● **EXERCISE DESCRIPTION**: Which lines hold the word "bookmark"? Show each of them.

● **DATASET EXCERPTS**:
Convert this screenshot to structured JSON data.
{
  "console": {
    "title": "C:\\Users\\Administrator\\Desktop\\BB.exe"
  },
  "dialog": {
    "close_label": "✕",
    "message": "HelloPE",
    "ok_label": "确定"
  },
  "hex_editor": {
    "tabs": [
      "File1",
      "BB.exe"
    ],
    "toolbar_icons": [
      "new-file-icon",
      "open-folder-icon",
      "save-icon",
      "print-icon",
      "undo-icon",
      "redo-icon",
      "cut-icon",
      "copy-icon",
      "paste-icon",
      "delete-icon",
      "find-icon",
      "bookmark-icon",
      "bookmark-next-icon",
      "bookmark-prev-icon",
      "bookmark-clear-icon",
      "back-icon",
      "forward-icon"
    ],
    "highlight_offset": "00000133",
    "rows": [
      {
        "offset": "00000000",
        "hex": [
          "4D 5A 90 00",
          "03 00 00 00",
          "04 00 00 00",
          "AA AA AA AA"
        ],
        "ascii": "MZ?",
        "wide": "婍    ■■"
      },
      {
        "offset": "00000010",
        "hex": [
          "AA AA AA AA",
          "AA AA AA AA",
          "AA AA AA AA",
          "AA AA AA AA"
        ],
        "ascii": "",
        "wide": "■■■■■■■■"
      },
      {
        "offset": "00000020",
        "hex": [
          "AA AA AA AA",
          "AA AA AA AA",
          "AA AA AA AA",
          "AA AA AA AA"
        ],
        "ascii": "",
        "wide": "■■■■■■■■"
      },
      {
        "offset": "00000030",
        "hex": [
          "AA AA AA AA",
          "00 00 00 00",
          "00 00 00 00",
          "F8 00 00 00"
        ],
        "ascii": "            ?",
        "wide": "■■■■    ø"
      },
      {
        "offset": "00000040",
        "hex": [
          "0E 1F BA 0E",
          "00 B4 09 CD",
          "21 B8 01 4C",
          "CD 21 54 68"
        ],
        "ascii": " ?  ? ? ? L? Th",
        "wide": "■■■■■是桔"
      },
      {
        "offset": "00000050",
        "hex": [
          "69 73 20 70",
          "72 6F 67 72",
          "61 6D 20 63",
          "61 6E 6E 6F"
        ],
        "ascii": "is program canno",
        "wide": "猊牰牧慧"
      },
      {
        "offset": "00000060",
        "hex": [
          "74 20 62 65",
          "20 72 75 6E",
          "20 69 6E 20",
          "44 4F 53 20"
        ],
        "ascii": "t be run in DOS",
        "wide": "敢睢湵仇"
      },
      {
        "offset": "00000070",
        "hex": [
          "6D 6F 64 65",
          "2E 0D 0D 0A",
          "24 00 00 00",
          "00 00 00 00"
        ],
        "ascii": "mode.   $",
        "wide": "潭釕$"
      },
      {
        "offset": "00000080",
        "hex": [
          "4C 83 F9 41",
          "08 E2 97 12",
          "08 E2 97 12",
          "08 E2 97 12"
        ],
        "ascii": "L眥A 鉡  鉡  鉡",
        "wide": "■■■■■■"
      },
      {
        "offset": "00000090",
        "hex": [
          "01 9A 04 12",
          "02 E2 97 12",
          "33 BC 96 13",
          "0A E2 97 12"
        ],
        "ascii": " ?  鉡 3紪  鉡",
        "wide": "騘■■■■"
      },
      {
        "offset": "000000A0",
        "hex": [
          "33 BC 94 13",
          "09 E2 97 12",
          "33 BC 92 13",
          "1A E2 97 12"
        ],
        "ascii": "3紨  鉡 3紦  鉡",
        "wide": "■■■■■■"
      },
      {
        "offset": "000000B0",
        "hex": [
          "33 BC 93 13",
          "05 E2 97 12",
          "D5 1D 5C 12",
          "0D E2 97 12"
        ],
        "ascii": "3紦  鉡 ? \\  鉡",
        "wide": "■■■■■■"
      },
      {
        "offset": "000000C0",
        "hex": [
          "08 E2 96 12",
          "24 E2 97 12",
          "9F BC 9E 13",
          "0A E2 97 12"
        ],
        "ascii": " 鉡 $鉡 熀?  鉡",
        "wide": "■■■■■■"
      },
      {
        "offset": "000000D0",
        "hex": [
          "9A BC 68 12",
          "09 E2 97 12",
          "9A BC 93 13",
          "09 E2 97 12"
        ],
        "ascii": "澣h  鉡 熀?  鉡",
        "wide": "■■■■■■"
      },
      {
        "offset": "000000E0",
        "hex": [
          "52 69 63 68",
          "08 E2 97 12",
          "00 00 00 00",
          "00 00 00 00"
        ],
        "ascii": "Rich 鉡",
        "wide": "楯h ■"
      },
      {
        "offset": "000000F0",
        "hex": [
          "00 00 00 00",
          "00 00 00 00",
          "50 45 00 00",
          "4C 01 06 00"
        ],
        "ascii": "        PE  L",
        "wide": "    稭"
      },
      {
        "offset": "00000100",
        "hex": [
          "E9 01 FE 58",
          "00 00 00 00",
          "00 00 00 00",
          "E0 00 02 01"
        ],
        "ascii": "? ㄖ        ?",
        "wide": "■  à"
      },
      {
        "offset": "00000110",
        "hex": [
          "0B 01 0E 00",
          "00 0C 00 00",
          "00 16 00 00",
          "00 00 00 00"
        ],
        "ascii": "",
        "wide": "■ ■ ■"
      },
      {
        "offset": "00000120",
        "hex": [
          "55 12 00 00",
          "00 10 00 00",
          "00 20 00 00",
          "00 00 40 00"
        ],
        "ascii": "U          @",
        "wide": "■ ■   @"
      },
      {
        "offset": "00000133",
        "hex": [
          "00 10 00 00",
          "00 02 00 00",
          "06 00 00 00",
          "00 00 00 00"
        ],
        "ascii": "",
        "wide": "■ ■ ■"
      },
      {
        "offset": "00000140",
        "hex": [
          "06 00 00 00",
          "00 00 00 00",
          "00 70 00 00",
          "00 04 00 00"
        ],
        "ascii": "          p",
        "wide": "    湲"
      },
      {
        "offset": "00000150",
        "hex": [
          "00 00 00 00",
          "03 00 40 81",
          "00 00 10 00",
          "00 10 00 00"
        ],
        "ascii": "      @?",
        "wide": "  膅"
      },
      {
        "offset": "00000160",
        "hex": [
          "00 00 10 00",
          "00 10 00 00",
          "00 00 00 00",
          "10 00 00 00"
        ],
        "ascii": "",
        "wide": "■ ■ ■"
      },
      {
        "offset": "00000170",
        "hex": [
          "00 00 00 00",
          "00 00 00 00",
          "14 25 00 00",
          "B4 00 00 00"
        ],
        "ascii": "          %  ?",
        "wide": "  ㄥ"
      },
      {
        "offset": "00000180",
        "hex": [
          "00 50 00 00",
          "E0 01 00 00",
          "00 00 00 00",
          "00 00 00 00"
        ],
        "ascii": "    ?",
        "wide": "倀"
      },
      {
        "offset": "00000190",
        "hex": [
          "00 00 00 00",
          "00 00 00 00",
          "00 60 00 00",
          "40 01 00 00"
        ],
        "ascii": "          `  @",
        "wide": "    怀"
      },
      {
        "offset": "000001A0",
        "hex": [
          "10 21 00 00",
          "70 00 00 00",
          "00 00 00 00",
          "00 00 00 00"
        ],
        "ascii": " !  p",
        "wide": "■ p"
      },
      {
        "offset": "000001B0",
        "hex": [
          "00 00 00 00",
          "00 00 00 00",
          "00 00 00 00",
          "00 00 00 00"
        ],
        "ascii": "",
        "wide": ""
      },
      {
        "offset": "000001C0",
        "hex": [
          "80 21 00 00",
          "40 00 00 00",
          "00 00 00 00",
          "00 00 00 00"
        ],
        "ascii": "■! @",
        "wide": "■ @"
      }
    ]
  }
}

● **CORRECT OUTPUT**:
      "bookmark-icon",
      "bookmark-next-icon",
      "bookmark-prev-icon",
      "bookmark-clear-icon",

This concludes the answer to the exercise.